-- START EXCERPTED DATA --

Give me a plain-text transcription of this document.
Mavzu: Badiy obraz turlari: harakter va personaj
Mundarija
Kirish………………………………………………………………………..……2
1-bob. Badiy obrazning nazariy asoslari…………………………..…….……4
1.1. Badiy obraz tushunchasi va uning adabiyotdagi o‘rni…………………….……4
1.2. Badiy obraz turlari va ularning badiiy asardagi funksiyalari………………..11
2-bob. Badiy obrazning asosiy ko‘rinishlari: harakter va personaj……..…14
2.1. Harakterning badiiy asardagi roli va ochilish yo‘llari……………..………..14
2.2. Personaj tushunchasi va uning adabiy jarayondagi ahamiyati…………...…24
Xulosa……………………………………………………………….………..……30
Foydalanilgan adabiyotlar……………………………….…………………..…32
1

-- END EXCERPTED DATA --

The listing above should be transcribed in full, exactly as written.

» ANSWER TO THIS PROBLEM:
Give me a plain-text transcription of this document.
Mavzu: Badiy obraz turlari: harakter va personaj
Mundarija
Kirish………………………………………………………………………..……2
1-bob. Badiy obrazning nazariy asoslari…………………………..…….……4
1.1. Badiy obraz tushunchasi va uning adabiyotdagi o‘rni…………………….……4
1.2. Badiy obraz turlari va ularning badiiy asardagi funksiyalari………………..11
2-bob. Badiy obrazning asosiy ko‘rinishlari: harakter va personaj……..…14
2.1. Harakterning badiiy asardagi roli va ochilish yo‘llari……………..………..14
2.2. Personaj tushunchasi va uning adabiy jarayondagi ahamiyati…………...…24
Xulosa……………………………………………………………….………..……30
Foydalanilgan adabiyotlar……………………………….…………………..…32
1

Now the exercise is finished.